■ **Aim of the task**
Records follow. Pull out every line that contains "into".

■ **Material**
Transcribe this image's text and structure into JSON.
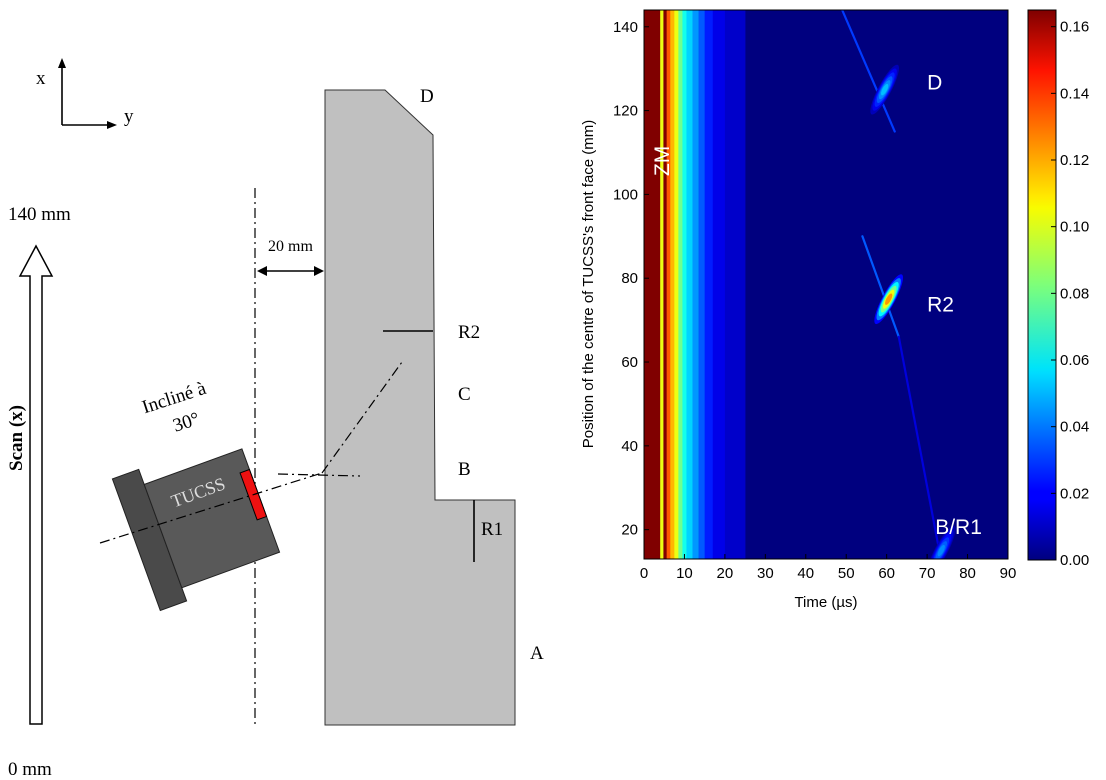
{
  "diagram": {
    "axes": {
      "x_label": "x",
      "y_label": "y"
    },
    "scan": {
      "top_label": "140 mm",
      "bottom_label": "0 mm",
      "axis_label": "Scan (x)"
    },
    "distance_label": "20 mm",
    "incline_line1": "Incliné à",
    "incline_line2": "30°",
    "probe_label": "TUCSS",
    "points": {
      "D": "D",
      "R2": "R2",
      "C": "C",
      "B": "B",
      "R1": "R1",
      "A": "A"
    },
    "colors": {
      "part": "#c0c0c0",
      "probe": "#595959",
      "probe_dark": "#4a4a4a",
      "element": "#ee1111"
    }
  },
  "chart_data": {
    "type": "heatmap",
    "xlabel": "Time (µs)",
    "ylabel": "Position of the centre of TUCSS's front face (mm)",
    "xlim": [
      0,
      90
    ],
    "ylim": [
      13,
      144
    ],
    "xticks": [
      "0",
      "10",
      "20",
      "30",
      "40",
      "50",
      "60",
      "70",
      "80",
      "90"
    ],
    "yticks": [
      "20",
      "40",
      "60",
      "80",
      "100",
      "120",
      "140"
    ],
    "colorbar": {
      "range": [
        0,
        0.165
      ],
      "ticks": [
        "0.00",
        "0.02",
        "0.04",
        "0.06",
        "0.08",
        "0.10",
        "0.12",
        "0.14",
        "0.16"
      ],
      "colormap": "jet"
    },
    "vertical_bands": [
      {
        "t_start": 0,
        "t_end": 4,
        "amplitude": 0.165
      },
      {
        "t_start": 4,
        "t_end": 4.8,
        "amplitude": 0.1
      },
      {
        "t_start": 4.8,
        "t_end": 5.6,
        "amplitude": 0.165
      },
      {
        "t_start": 5.6,
        "t_end": 6.5,
        "amplitude": 0.13
      },
      {
        "t_start": 6.5,
        "t_end": 7.5,
        "amplitude": 0.115
      },
      {
        "t_start": 7.5,
        "t_end": 8.5,
        "amplitude": 0.1
      },
      {
        "t_start": 8.5,
        "t_end": 9.5,
        "amplitude": 0.08
      },
      {
        "t_start": 9.5,
        "t_end": 10.5,
        "amplitude": 0.065
      },
      {
        "t_start": 10.5,
        "t_end": 12,
        "amplitude": 0.055
      },
      {
        "t_start": 12,
        "t_end": 13.5,
        "amplitude": 0.045
      },
      {
        "t_start": 13.5,
        "t_end": 15,
        "amplitude": 0.035
      },
      {
        "t_start": 15,
        "t_end": 17,
        "amplitude": 0.025
      },
      {
        "t_start": 17,
        "t_end": 20,
        "amplitude": 0.017
      },
      {
        "t_start": 20,
        "t_end": 25,
        "amplitude": 0.012
      }
    ],
    "echo_traces": [
      {
        "t1": 49,
        "x1": 144,
        "t2": 62,
        "x2": 115,
        "amplitude": 0.03
      },
      {
        "t1": 54,
        "x1": 90,
        "t2": 63,
        "x2": 66,
        "amplitude": 0.035
      },
      {
        "t1": 63,
        "x1": 66,
        "t2": 73,
        "x2": 15,
        "amplitude": 0.015
      }
    ],
    "echo_spots": [
      {
        "t": 59.5,
        "x": 125,
        "peak": 0.06
      },
      {
        "t": 60.5,
        "x": 75,
        "peak": 0.14
      },
      {
        "t": 73.5,
        "x": 15,
        "peak": 0.05
      }
    ],
    "annotations": [
      {
        "text": "D",
        "t": 70,
        "x": 125
      },
      {
        "text": "R2",
        "t": 70,
        "x": 72
      },
      {
        "text": "B/R1",
        "t": 72,
        "x": 19
      },
      {
        "text": "ZM",
        "t": 4.5,
        "x": 108
      }
    ]
  }
}
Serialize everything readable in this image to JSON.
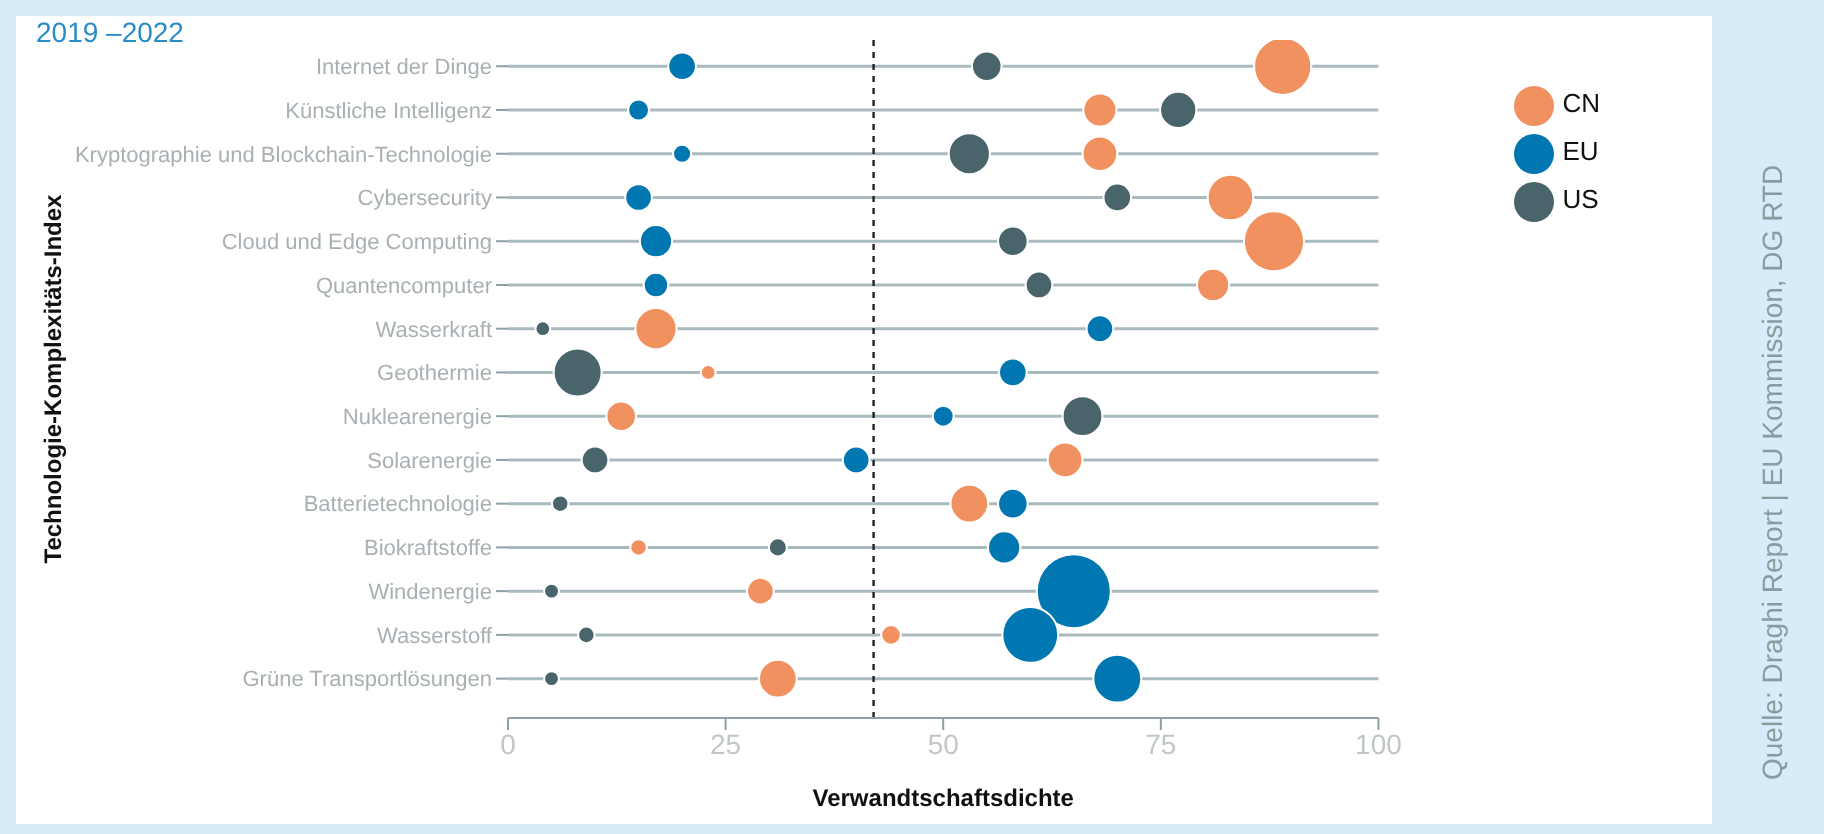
{
  "chart_data": {
    "type": "bubble",
    "title": "2019 –2022",
    "orientation": "horizontal",
    "xlabel": "Verwandtschaftsdichte",
    "ylabel": "Technologie-Komplexitäts-Index",
    "categories": [
      "Internet der Dinge",
      "Künstliche Intelligenz",
      "Kryptographie und Blockchain-Technologie",
      "Cybersecurity",
      "Cloud und Edge Computing",
      "Quantencomputer",
      "Wasserkraft",
      "Geothermie",
      "Nuklearenergie",
      "Solarenergie",
      "Batterietechnologie",
      "Biokraftstoffe",
      "Windenergie",
      "Wasserstoff",
      "Grüne Transportlösungen"
    ],
    "series": [
      {
        "name": "CN",
        "color": "#f0915f",
        "values": [
          89,
          68,
          68,
          83,
          88,
          81,
          17,
          23,
          13,
          64,
          53,
          15,
          29,
          44,
          31
        ],
        "sizes": [
          0.6,
          0.2,
          0.22,
          0.38,
          0.66,
          0.19,
          0.31,
          0.04,
          0.16,
          0.22,
          0.26,
          0.05,
          0.13,
          0.07,
          0.26
        ]
      },
      {
        "name": "EU",
        "color": "#0077b0",
        "values": [
          20,
          15,
          20,
          15,
          17,
          17,
          68,
          58,
          50,
          40,
          58,
          57,
          65,
          60,
          70
        ],
        "sizes": [
          0.14,
          0.08,
          0.06,
          0.13,
          0.19,
          0.11,
          0.13,
          0.14,
          0.08,
          0.13,
          0.16,
          0.19,
          1,
          0.57,
          0.42
        ]
      },
      {
        "name": "US",
        "color": "#4a646c",
        "values": [
          55,
          77,
          53,
          70,
          58,
          61,
          4,
          8,
          66,
          10,
          6,
          31,
          5,
          9,
          5
        ],
        "sizes": [
          0.16,
          0.24,
          0.31,
          0.14,
          0.16,
          0.13,
          0.04,
          0.42,
          0.29,
          0.13,
          0.05,
          0.06,
          0.04,
          0.05,
          0.04
        ]
      }
    ],
    "xlim": [
      0,
      100
    ],
    "xticks": [
      0,
      25,
      50,
      75,
      100
    ],
    "grid": "y",
    "legend": "right",
    "ref_lines": [
      {
        "axis": "x",
        "value": 42,
        "line_style": "dashed",
        "color": "#222222"
      }
    ],
    "annotations": [
      "Quelle: Draghi Report | EU Kommission, DG RTD"
    ]
  }
}
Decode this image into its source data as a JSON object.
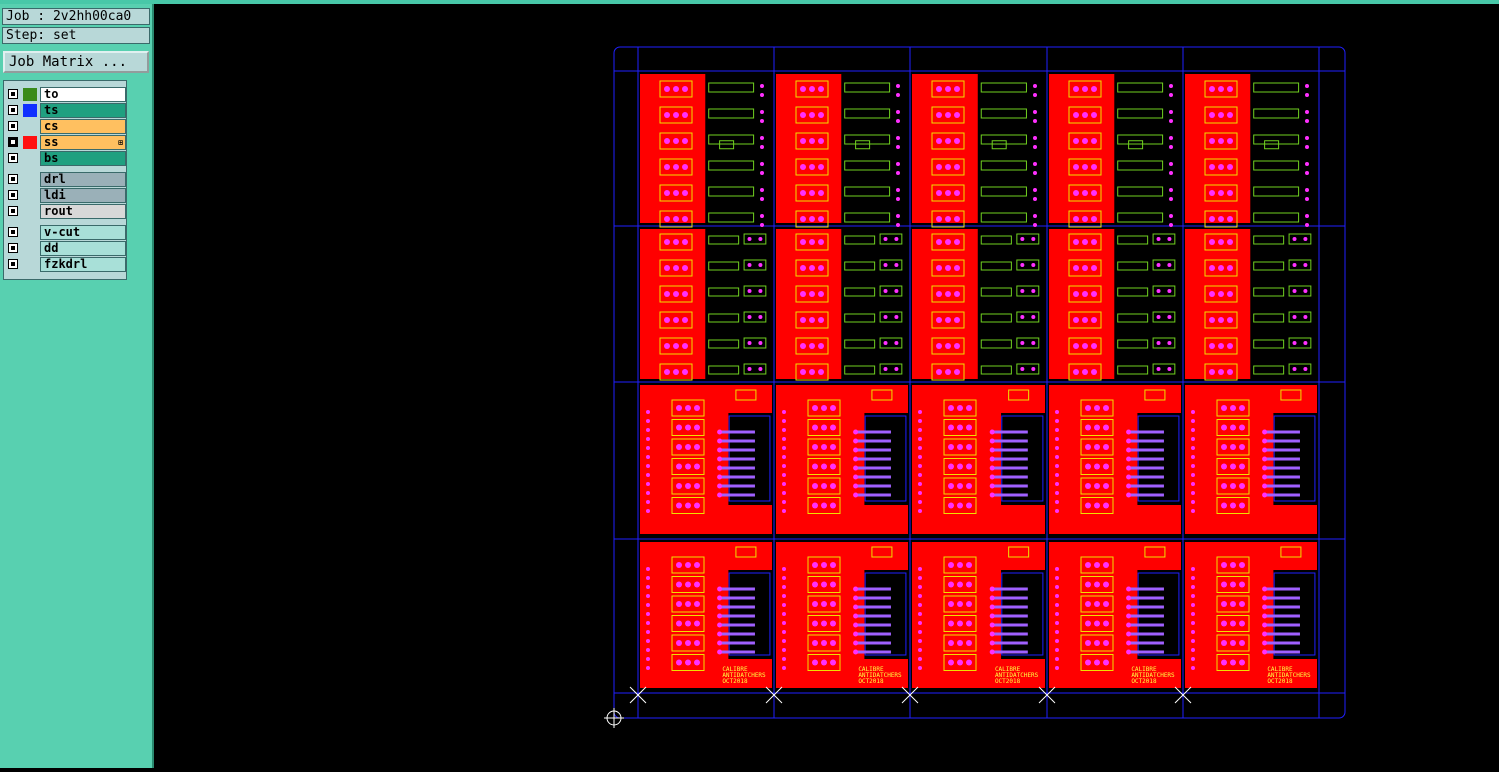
{
  "sidebar": {
    "job_label": "Job : 2v2hh00ca0",
    "step_label": "Step: set",
    "job_matrix_button": "Job Matrix ..."
  },
  "layers": [
    {
      "name": "to",
      "swatch": "#3a8a1a",
      "bg": "#ffffff"
    },
    {
      "name": "ts",
      "swatch": "#1030ff",
      "bg": "#20a080"
    },
    {
      "name": "cs",
      "swatch": "",
      "bg": "#ffc060"
    },
    {
      "name": "ss",
      "swatch": "#ff1010",
      "bg": "#ffc060",
      "selected": true,
      "mark": "⊞"
    },
    {
      "name": "bs",
      "swatch": "",
      "bg": "#20a080"
    },
    {
      "name": "drl",
      "swatch": "",
      "bg": "#9ab0b8"
    },
    {
      "name": "ldi",
      "swatch": "",
      "bg": "#9ab0b8"
    },
    {
      "name": "rout",
      "swatch": "",
      "bg": "#d8d8d8"
    },
    {
      "name": "v-cut",
      "swatch": "",
      "bg": "#a8e0d8"
    },
    {
      "name": "dd",
      "swatch": "",
      "bg": "#a8e0d8"
    },
    {
      "name": "fzkdrl",
      "swatch": "",
      "bg": "#a8e0d8"
    }
  ],
  "board": {
    "rows": 4,
    "cols": 5,
    "row_types": [
      "A",
      "B",
      "C",
      "D"
    ],
    "colors": {
      "panel": "#ff0000",
      "pad": "#ff30ff",
      "outline": "#f0e000",
      "silk": "#70d020",
      "frame": "#2020ff",
      "connector": "#a060ff",
      "text": "#ffff40"
    },
    "silk_text_lines": [
      "CALIBRE",
      "ANTIDATCHERS",
      "OCT2018"
    ]
  }
}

■ **Solution for this task**
Transcribe this image's text and structure into JSON.
Decode this image into its source data as a JSON object.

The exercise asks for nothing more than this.